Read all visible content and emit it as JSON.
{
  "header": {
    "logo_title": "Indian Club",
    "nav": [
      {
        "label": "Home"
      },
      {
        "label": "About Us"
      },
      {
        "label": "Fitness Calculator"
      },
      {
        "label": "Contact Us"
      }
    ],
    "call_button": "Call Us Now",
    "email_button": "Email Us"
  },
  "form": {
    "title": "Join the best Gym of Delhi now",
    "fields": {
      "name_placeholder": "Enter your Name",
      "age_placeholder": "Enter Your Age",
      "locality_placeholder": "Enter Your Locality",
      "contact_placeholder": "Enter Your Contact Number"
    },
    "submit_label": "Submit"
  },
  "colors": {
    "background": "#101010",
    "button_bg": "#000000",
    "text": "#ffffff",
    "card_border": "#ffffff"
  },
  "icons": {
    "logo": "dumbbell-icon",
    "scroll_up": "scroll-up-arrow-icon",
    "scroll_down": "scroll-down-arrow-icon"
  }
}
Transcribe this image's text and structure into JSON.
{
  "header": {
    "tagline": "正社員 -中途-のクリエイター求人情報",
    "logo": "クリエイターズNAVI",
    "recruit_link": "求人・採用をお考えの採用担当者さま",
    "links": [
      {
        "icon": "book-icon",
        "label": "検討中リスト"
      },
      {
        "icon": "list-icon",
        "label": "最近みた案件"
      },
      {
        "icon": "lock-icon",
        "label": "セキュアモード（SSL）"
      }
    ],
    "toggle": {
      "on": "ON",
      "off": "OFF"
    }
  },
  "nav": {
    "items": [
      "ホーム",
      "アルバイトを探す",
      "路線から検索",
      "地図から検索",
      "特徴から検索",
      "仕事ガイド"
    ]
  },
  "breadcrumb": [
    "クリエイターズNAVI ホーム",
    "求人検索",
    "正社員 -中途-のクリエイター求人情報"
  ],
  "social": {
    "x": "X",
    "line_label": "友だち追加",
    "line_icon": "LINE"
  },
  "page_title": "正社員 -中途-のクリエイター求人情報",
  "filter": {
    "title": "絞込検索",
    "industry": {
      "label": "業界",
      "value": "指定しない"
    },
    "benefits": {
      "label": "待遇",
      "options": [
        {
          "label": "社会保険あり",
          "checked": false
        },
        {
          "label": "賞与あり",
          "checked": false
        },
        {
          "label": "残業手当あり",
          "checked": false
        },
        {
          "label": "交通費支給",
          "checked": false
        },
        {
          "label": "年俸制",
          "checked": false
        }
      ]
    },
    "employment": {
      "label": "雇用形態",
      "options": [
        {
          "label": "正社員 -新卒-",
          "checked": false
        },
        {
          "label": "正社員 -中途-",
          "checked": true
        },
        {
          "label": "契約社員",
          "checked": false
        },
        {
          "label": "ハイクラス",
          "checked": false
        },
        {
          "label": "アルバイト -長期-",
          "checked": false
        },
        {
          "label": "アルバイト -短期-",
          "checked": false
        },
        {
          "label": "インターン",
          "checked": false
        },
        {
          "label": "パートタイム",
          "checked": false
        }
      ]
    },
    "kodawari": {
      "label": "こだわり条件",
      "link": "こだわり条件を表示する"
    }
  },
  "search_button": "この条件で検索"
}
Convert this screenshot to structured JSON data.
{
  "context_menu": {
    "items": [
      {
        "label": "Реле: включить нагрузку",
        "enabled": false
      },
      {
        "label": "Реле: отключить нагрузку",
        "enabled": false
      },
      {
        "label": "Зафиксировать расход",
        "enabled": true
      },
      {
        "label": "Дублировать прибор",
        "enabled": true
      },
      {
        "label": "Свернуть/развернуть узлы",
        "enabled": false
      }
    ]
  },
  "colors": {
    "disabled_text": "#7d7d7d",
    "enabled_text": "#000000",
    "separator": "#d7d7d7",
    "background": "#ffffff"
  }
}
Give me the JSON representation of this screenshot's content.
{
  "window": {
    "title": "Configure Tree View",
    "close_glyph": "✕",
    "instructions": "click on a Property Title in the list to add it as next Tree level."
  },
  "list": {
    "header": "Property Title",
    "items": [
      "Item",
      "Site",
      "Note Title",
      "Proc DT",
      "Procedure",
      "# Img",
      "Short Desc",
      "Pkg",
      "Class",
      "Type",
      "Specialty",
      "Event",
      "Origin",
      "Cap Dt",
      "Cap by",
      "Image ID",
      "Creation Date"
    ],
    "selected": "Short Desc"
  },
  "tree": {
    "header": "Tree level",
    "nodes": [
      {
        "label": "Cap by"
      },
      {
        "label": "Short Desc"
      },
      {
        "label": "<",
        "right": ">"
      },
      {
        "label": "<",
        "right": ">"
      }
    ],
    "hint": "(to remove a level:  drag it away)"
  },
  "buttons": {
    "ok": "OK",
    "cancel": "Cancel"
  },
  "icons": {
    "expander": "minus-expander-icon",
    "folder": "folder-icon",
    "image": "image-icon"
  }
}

════

- Work to be completed -
Repeat the entries shown above, every one, word for word.

- The response -
Read all visible content and emit it as JSON.
{
  "header": {
    "logo_title": "Indian Club",
    "nav": [
      {
        "label": "Home"
      },
      {
        "label": "About Us"
      },
      {
        "label": "Fitness Calculator"
      },
      {
        "label": "Contact Us"
      }
    ],
    "call_button": "Call Us Now",
    "email_button": "Email Us"
  },
  "form": {
    "title": "Join the best Gym of Delhi now",
    "fields": {
      "name_placeholder": "Enter your Name",
      "age_placeholder": "Enter Your Age",
      "locality_placeholder": "Enter Your Locality",
      "contact_placeholder": "Enter Your Contact Number"
    },
    "submit_label": "Submit"
  },
  "colors": {
    "background": "#101010",
    "button_bg": "#000000",
    "text": "#ffffff",
    "card_border": "#ffffff"
  },
  "icons": {
    "logo": "dumbbell-icon",
    "scroll_up": "scroll-up-arrow-icon",
    "scroll_down": "scroll-down-arrow-icon"
  }
}
Transcribe this image's text and structure into JSON.
{
  "header": {
    "tagline": "正社員 -中途-のクリエイター求人情報",
    "logo": "クリエイターズNAVI",
    "recruit_link": "求人・採用をお考えの採用担当者さま",
    "links": [
      {
        "icon": "book-icon",
        "label": "検討中リスト"
      },
      {
        "icon": "list-icon",
        "label": "最近みた案件"
      },
      {
        "icon": "lock-icon",
        "label": "セキュアモード（SSL）"
      }
    ],
    "toggle": {
      "on": "ON",
      "off": "OFF"
    }
  },
  "nav": {
    "items": [
      "ホーム",
      "アルバイトを探す",
      "路線から検索",
      "地図から検索",
      "特徴から検索",
      "仕事ガイド"
    ]
  },
  "breadcrumb": [
    "クリエイターズNAVI ホーム",
    "求人検索",
    "正社員 -中途-のクリエイター求人情報"
  ],
  "social": {
    "x": "X",
    "line_label": "友だち追加",
    "line_icon": "LINE"
  },
  "page_title": "正社員 -中途-のクリエイター求人情報",
  "filter": {
    "title": "絞込検索",
    "industry": {
      "label": "業界",
      "value": "指定しない"
    },
    "benefits": {
      "label": "待遇",
      "options": [
        {
          "label": "社会保険あり",
          "checked": false
        },
        {
          "label": "賞与あり",
          "checked": false
        },
        {
          "label": "残業手当あり",
          "checked": false
        },
        {
          "label": "交通費支給",
          "checked": false
        },
        {
          "label": "年俸制",
          "checked": false
        }
      ]
    },
    "employment": {
      "label": "雇用形態",
      "options": [
        {
          "label": "正社員 -新卒-",
          "checked": false
        },
        {
          "label": "正社員 -中途-",
          "checked": true
        },
        {
          "label": "契約社員",
          "checked": false
        },
        {
          "label": "ハイクラス",
          "checked": false
        },
        {
          "label": "アルバイト -長期-",
          "checked": false
        },
        {
          "label": "アルバイト -短期-",
          "checked": false
        },
        {
          "label": "インターン",
          "checked": false
        },
        {
          "label": "パートタイム",
          "checked": false
        }
      ]
    },
    "kodawari": {
      "label": "こだわり条件",
      "link": "こだわり条件を表示する"
    }
  },
  "search_button": "この条件で検索"
}
Convert this screenshot to structured JSON data.
{
  "context_menu": {
    "items": [
      {
        "label": "Реле: включить нагрузку",
        "enabled": false
      },
      {
        "label": "Реле: отключить нагрузку",
        "enabled": false
      },
      {
        "label": "Зафиксировать расход",
        "enabled": true
      },
      {
        "label": "Дублировать прибор",
        "enabled": true
      },
      {
        "label": "Свернуть/развернуть узлы",
        "enabled": false
      }
    ]
  },
  "colors": {
    "disabled_text": "#7d7d7d",
    "enabled_text": "#000000",
    "separator": "#d7d7d7",
    "background": "#ffffff"
  }
}
Give me the JSON representation of this screenshot's content.
{
  "window": {
    "title": "Configure Tree View",
    "close_glyph": "✕",
    "instructions": "click on a Property Title in the list to add it as next Tree level."
  },
  "list": {
    "header": "Property Title",
    "items": [
      "Item",
      "Site",
      "Note Title",
      "Proc DT",
      "Procedure",
      "# Img",
      "Short Desc",
      "Pkg",
      "Class",
      "Type",
      "Specialty",
      "Event",
      "Origin",
      "Cap Dt",
      "Cap by",
      "Image ID",
      "Creation Date"
    ],
    "selected": "Short Desc"
  },
  "tree": {
    "header": "Tree level",
    "nodes": [
      {
        "label": "Cap by"
      },
      {
        "label": "Short Desc"
      },
      {
        "label": "<",
        "right": ">"
      },
      {
        "label": "<",
        "right": ">"
      }
    ],
    "hint": "(to remove a level:  drag it away)"
  },
  "buttons": {
    "ok": "OK",
    "cancel": "Cancel"
  },
  "icons": {
    "expander": "minus-expander-icon",
    "folder": "folder-icon",
    "image": "image-icon"
  }
}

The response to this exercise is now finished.